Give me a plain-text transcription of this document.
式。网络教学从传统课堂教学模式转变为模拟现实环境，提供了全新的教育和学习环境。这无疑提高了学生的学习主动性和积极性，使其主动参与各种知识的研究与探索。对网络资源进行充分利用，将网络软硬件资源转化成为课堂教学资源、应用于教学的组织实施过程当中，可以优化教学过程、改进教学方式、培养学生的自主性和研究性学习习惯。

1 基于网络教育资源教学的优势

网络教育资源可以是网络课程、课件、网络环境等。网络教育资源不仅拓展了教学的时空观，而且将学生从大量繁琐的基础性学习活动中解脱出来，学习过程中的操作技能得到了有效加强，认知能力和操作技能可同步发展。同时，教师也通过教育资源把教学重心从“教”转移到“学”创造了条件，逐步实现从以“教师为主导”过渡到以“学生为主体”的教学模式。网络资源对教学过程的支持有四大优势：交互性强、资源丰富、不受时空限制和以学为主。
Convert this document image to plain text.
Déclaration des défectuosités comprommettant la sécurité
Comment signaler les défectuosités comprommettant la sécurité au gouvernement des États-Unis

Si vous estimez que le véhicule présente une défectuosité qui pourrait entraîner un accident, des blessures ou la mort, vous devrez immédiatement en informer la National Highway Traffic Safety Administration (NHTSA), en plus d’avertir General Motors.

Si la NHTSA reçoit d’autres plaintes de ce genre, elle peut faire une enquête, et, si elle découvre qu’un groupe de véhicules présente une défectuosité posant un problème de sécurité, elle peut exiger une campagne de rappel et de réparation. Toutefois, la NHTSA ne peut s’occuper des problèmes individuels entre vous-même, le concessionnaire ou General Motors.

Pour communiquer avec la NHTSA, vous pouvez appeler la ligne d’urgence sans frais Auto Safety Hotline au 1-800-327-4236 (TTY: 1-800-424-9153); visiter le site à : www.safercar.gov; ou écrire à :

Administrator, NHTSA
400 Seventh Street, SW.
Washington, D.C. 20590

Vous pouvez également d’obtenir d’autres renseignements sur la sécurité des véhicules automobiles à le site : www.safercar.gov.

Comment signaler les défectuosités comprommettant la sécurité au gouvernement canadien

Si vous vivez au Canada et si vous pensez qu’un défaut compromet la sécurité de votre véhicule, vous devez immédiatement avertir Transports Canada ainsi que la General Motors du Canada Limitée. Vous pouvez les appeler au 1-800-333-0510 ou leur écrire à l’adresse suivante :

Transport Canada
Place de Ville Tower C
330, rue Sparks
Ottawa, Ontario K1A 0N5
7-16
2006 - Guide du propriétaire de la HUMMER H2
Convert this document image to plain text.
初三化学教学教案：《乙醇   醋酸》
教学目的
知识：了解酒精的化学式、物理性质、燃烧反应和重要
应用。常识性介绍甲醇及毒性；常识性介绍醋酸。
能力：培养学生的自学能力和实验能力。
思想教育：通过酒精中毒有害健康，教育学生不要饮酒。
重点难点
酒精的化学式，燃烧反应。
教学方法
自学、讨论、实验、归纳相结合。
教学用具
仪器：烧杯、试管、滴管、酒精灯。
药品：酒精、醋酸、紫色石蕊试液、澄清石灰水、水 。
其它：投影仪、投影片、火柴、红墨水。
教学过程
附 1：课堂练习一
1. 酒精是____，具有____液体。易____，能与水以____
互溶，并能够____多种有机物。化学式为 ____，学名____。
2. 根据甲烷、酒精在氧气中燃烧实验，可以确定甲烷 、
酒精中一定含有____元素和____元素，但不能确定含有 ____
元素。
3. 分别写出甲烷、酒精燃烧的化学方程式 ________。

→ **Problem description**: Reproduce every line of the data verbatim.

→ **Reply to the task**:
Give me a plain-text transcription of this document.
式。网络教学从传统课堂教学模式转变为模拟现实环境，提供了全新的教育和学习环境。这无疑提高了学生的学习主动性和积极性，使其主动参与各种知识的研究与探索。对网络资源进行充分利用，将网络软硬件资源转化成为课堂教学资源、应用于教学的组织实施过程当中，可以优化教学过程、改进教学方式、培养学生的自主性和研究性学习习惯。

1 基于网络教育资源教学的优势

网络教育资源可以是网络课程、课件、网络环境等。网络教育资源不仅拓展了教学的时空观，而且将学生从大量繁琐的基础性学习活动中解脱出来，学习过程中的操作技能得到了有效加强，认知能力和操作技能可同步发展。同时，教师也通过教育资源把教学重心从“教”转移到“学”创造了条件，逐步实现从以“教师为主导”过渡到以“学生为主体”的教学模式。网络资源对教学过程的支持有四大优势：交互性强、资源丰富、不受时空限制和以学为主。
Convert this document image to plain text.
Déclaration des défectuosités comprommettant la sécurité
Comment signaler les défectuosités comprommettant la sécurité au gouvernement des États-Unis

Si vous estimez que le véhicule présente une défectuosité qui pourrait entraîner un accident, des blessures ou la mort, vous devrez immédiatement en informer la National Highway Traffic Safety Administration (NHTSA), en plus d’avertir General Motors.

Si la NHTSA reçoit d’autres plaintes de ce genre, elle peut faire une enquête, et, si elle découvre qu’un groupe de véhicules présente une défectuosité posant un problème de sécurité, elle peut exiger une campagne de rappel et de réparation. Toutefois, la NHTSA ne peut s’occuper des problèmes individuels entre vous-même, le concessionnaire ou General Motors.

Pour communiquer avec la NHTSA, vous pouvez appeler la ligne d’urgence sans frais Auto Safety Hotline au 1-800-327-4236 (TTY: 1-800-424-9153); visiter le site à : www.safercar.gov; ou écrire à :

Administrator, NHTSA
400 Seventh Street, SW.
Washington, D.C. 20590

Vous pouvez également d’obtenir d’autres renseignements sur la sécurité des véhicules automobiles à le site : www.safercar.gov.

Comment signaler les défectuosités comprommettant la sécurité au gouvernement canadien

Si vous vivez au Canada et si vous pensez qu’un défaut compromet la sécurité de votre véhicule, vous devez immédiatement avertir Transports Canada ainsi que la General Motors du Canada Limitée. Vous pouvez les appeler au 1-800-333-0510 ou leur écrire à l’adresse suivante :

Transport Canada
Place de Ville Tower C
330, rue Sparks
Ottawa, Ontario K1A 0N5
7-16
2006 - Guide du propriétaire de la HUMMER H2
Convert this document image to plain text.
初三化学教学教案：《乙醇   醋酸》
教学目的
知识：了解酒精的化学式、物理性质、燃烧反应和重要
应用。常识性介绍甲醇及毒性；常识性介绍醋酸。
能力：培养学生的自学能力和实验能力。
思想教育：通过酒精中毒有害健康，教育学生不要饮酒。
重点难点
酒精的化学式，燃烧反应。
教学方法
自学、讨论、实验、归纳相结合。
教学用具
仪器：烧杯、试管、滴管、酒精灯。
药品：酒精、醋酸、紫色石蕊试液、澄清石灰水、水 。
其它：投影仪、投影片、火柴、红墨水。
教学过程
附 1：课堂练习一
1. 酒精是____，具有____液体。易____，能与水以____
互溶，并能够____多种有机物。化学式为 ____，学名____。
2. 根据甲烷、酒精在氧气中燃烧实验，可以确定甲烷 、
酒精中一定含有____元素和____元素，但不能确定含有 ____
元素。
3. 分别写出甲烷、酒精燃烧的化学方程式 ________。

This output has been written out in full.